WRITTEN REQUEST: Pick out every line that holds the string "Latitude" and copy it.

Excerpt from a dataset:

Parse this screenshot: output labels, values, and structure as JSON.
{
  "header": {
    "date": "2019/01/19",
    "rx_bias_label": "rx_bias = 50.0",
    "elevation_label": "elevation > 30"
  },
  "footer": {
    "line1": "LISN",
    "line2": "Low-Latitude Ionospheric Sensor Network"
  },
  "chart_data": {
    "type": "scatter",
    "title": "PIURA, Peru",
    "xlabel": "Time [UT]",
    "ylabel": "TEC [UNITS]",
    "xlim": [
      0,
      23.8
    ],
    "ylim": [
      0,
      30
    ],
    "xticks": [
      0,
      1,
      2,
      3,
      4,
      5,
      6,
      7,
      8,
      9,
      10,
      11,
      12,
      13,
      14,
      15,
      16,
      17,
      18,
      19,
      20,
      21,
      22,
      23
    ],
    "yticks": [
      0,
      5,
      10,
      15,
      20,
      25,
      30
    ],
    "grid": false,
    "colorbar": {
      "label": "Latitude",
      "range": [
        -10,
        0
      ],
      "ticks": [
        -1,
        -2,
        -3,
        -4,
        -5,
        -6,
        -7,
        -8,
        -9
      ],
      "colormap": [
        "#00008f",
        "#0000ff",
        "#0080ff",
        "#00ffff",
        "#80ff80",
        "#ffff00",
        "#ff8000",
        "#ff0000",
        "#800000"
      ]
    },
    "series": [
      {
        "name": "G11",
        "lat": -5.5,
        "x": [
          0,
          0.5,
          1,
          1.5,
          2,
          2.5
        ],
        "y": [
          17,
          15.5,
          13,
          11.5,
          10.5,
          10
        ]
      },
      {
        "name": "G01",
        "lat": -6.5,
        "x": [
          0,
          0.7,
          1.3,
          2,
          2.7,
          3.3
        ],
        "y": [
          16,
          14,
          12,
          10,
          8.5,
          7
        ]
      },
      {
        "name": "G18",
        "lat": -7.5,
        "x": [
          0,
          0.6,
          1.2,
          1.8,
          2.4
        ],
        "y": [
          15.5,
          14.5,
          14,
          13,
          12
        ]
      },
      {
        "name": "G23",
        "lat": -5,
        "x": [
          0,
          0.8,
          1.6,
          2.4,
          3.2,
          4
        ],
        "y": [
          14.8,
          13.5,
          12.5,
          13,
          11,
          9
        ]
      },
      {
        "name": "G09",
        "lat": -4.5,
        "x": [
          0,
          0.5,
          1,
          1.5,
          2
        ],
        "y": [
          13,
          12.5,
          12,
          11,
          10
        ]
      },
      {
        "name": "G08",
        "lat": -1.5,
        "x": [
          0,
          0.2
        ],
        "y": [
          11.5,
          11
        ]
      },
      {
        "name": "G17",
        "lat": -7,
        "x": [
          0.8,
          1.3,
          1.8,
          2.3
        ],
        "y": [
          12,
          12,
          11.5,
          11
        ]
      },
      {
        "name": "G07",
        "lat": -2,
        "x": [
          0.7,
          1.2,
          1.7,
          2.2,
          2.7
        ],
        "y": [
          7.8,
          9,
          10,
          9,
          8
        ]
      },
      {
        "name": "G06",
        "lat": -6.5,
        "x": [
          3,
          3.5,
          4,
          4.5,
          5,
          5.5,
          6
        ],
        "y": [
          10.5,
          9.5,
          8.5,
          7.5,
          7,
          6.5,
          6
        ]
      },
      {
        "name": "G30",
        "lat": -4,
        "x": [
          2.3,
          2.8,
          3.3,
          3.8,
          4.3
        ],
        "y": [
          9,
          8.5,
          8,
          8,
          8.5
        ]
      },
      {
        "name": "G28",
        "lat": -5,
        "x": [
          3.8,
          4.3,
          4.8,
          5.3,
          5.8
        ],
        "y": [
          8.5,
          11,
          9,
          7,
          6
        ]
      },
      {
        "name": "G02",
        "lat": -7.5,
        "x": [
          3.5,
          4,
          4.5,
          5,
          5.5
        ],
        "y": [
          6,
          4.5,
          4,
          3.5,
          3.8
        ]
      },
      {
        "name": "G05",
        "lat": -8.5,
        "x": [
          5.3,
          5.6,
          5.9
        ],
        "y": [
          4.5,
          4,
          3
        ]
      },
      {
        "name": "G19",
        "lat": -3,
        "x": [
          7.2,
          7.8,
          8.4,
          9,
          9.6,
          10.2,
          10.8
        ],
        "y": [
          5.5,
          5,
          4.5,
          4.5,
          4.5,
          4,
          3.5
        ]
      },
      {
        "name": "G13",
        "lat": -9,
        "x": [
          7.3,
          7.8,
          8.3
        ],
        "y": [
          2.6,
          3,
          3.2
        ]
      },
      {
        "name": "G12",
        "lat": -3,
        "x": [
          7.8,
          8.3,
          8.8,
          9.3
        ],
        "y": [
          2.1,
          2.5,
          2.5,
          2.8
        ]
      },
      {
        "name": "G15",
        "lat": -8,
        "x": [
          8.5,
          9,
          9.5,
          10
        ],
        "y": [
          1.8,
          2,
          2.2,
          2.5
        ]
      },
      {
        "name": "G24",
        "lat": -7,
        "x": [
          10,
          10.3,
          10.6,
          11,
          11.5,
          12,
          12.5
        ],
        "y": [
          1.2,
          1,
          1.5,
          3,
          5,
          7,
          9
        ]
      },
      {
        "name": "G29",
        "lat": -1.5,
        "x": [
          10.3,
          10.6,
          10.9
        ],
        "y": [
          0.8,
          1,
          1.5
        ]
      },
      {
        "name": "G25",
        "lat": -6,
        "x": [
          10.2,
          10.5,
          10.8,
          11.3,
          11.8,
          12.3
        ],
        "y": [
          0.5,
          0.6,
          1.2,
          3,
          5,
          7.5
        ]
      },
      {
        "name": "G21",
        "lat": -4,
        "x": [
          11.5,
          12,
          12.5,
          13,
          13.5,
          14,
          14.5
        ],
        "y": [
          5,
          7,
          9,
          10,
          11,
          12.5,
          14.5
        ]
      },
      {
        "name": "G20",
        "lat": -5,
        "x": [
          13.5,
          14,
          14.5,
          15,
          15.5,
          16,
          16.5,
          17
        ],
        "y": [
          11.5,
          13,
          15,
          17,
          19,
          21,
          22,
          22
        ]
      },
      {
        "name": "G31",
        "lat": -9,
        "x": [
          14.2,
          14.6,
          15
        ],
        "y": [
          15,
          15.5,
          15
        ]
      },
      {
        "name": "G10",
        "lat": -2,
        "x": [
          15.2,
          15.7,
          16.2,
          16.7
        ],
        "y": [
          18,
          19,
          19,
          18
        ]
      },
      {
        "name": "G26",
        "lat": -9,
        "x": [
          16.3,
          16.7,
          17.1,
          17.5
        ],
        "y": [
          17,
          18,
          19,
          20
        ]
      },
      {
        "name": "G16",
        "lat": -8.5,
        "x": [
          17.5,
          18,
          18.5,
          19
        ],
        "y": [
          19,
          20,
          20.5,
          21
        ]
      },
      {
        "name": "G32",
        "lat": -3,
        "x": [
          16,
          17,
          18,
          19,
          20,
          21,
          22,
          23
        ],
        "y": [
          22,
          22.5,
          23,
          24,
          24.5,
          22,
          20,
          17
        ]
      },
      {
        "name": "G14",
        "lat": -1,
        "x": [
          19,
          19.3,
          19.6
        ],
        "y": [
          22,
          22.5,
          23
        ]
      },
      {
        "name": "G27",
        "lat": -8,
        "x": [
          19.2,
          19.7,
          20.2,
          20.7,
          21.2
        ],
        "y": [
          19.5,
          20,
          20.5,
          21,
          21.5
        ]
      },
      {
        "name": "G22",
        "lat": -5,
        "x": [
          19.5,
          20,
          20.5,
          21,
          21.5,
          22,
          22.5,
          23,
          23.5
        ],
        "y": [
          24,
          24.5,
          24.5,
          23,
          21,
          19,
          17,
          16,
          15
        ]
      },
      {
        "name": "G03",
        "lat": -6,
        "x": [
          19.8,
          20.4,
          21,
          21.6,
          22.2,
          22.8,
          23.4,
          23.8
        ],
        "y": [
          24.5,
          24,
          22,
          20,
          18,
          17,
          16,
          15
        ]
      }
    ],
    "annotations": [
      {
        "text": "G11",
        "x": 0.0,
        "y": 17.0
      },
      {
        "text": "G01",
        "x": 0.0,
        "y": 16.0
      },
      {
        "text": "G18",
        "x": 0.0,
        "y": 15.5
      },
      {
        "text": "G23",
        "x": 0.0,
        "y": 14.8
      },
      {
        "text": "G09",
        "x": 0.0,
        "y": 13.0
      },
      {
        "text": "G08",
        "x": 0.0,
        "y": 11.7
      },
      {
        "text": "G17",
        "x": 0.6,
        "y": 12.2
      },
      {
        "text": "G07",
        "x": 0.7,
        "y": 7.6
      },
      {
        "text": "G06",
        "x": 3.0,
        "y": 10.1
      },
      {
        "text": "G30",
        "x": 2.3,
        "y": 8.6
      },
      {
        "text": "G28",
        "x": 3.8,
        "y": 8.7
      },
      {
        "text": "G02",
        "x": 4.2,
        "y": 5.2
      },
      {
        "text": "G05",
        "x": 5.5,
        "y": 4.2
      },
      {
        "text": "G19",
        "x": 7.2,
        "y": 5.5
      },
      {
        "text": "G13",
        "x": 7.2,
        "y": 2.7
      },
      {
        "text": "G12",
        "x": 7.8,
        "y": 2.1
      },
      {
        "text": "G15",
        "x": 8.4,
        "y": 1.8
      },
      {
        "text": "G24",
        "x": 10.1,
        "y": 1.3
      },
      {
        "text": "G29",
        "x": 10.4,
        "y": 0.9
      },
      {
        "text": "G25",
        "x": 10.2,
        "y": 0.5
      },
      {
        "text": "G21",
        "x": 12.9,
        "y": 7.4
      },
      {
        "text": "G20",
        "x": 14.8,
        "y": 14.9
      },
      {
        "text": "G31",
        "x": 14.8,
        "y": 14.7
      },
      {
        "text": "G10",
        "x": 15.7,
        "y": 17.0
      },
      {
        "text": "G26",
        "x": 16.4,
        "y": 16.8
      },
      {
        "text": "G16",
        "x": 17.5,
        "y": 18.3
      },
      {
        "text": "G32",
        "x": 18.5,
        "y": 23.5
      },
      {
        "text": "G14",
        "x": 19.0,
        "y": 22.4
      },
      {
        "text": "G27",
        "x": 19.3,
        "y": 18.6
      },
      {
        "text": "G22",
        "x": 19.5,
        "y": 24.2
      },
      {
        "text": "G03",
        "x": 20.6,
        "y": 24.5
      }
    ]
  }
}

WORKED ANSWER:
    "line2": "Low-Latitude Ionospheric Sensor Network"
      "label": "Latitude",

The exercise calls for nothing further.